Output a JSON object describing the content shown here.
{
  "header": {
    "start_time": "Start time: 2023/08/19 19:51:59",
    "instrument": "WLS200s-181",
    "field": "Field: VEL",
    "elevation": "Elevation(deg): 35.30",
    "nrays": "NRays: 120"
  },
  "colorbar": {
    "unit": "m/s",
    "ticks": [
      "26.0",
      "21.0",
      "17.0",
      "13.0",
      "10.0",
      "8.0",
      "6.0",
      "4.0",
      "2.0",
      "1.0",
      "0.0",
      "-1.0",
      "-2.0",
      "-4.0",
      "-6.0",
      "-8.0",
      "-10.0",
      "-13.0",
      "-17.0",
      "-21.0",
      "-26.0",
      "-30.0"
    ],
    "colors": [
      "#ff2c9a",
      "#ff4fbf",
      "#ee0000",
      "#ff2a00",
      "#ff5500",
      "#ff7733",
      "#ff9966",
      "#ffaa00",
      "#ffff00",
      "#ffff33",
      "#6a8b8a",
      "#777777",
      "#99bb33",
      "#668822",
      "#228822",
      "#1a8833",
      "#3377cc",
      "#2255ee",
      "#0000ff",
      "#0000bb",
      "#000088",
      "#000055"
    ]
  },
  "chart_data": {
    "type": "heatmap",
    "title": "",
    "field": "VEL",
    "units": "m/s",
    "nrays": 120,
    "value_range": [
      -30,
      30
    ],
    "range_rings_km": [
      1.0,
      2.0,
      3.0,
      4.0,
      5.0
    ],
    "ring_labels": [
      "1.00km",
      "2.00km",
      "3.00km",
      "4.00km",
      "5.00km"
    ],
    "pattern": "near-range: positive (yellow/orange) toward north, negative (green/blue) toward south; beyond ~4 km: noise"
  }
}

-----

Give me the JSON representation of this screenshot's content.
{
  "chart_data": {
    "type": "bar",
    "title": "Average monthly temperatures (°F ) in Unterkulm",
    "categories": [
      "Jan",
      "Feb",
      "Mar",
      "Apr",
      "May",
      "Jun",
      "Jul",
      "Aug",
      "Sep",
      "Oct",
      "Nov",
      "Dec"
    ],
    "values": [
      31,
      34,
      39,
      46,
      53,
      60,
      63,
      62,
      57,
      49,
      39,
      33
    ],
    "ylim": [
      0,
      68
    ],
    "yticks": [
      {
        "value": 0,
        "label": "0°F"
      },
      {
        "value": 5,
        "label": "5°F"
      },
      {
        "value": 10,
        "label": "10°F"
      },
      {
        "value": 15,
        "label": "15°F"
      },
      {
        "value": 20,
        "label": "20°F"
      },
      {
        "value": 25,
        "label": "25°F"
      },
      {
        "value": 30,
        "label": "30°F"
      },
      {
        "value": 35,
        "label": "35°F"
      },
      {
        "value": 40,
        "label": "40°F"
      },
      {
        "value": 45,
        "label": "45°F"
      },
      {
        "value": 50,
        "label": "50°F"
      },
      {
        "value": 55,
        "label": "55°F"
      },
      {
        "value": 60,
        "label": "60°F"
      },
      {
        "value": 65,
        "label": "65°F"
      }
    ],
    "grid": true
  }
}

-----

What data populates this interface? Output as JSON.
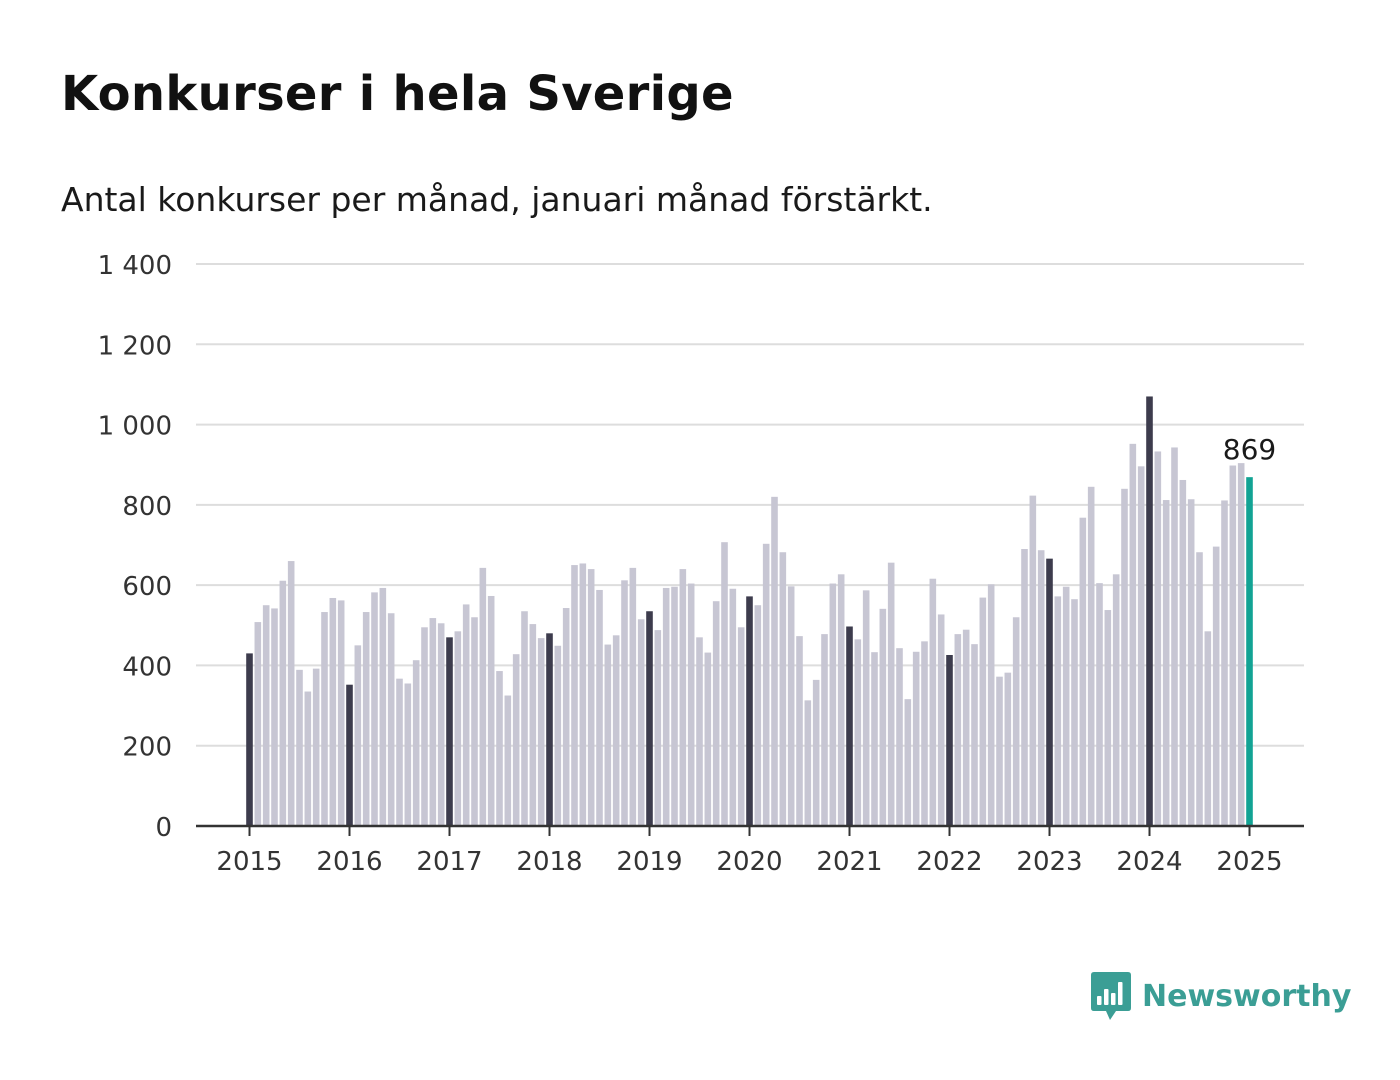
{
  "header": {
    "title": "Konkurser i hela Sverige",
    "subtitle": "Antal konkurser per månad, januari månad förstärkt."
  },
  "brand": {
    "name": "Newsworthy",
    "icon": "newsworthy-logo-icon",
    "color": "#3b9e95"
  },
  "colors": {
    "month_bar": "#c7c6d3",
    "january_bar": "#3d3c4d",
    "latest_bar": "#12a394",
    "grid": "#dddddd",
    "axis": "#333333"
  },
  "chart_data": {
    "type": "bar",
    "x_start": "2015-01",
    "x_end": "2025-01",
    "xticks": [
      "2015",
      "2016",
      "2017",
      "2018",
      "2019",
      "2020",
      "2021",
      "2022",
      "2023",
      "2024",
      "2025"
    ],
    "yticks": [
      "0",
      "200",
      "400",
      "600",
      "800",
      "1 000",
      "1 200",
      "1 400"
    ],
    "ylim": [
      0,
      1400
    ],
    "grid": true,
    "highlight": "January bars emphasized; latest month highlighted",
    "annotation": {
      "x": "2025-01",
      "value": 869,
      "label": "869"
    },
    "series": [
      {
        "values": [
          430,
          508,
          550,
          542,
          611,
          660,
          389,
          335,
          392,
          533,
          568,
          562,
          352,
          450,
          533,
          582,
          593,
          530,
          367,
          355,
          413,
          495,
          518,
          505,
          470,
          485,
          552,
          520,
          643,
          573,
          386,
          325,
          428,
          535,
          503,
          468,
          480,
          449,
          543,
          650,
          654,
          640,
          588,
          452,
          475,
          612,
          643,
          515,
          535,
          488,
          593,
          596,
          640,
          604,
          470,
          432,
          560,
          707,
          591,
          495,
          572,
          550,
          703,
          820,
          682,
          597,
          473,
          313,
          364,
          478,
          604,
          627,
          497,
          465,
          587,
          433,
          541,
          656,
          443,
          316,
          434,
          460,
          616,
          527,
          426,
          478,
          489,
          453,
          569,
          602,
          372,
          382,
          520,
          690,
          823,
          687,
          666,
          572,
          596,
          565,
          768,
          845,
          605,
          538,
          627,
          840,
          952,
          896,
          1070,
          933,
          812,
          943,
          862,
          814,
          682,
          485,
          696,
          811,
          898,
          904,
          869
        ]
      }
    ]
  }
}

-----

# Goal
Tally the lines of the data that contain the string "Output" and report the total alone.

# Answer to this exercise
2